Task description: Exactly reproduce each line of the listing that follows.

Rows:
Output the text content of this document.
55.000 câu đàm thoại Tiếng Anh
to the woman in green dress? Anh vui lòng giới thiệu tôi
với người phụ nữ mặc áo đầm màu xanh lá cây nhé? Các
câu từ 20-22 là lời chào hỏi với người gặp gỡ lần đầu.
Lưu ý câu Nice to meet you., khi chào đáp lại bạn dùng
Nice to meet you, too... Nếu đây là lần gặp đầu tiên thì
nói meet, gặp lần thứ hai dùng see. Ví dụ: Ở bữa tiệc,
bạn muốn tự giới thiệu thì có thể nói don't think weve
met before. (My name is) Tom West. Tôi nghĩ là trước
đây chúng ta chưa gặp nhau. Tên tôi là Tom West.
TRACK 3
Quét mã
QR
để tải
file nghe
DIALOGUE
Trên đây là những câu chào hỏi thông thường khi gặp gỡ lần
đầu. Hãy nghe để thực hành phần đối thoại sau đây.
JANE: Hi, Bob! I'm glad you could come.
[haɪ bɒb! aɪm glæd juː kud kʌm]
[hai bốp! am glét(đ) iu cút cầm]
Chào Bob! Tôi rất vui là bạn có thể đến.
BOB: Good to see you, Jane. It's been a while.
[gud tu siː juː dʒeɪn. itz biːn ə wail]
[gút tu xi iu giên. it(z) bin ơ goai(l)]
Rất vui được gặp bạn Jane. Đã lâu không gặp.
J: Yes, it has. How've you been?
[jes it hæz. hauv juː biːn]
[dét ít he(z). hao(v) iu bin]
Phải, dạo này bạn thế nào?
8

The reply:
Output the text content of this document.
55.000 câu đàm thoại Tiếng Anh
to the woman in green dress? Anh vui lòng giới thiệu tôi
với người phụ nữ mặc áo đầm màu xanh lá cây nhé? Các
câu từ 20-22 là lời chào hỏi với người gặp gỡ lần đầu.
Lưu ý câu Nice to meet you., khi chào đáp lại bạn dùng
Nice to meet you, too... Nếu đây là lần gặp đầu tiên thì
nói meet, gặp lần thứ hai dùng see. Ví dụ: Ở bữa tiệc,
bạn muốn tự giới thiệu thì có thể nói don't think weve
met before. (My name is) Tom West. Tôi nghĩ là trước
đây chúng ta chưa gặp nhau. Tên tôi là Tom West.
TRACK 3
Quét mã
QR
để tải
file nghe
DIALOGUE
Trên đây là những câu chào hỏi thông thường khi gặp gỡ lần
đầu. Hãy nghe để thực hành phần đối thoại sau đây.
JANE: Hi, Bob! I'm glad you could come.
[haɪ bɒb! aɪm glæd juː kud kʌm]
[hai bốp! am glét(đ) iu cút cầm]
Chào Bob! Tôi rất vui là bạn có thể đến.
BOB: Good to see you, Jane. It's been a while.
[gud tu siː juː dʒeɪn. itz biːn ə wail]
[gút tu xi iu giên. it(z) bin ơ goai(l)]
Rất vui được gặp bạn Jane. Đã lâu không gặp.
J: Yes, it has. How've you been?
[jes it hæz. hauv juː biːn]
[dét ít he(z). hao(v) iu bin]
Phải, dạo này bạn thế nào?
8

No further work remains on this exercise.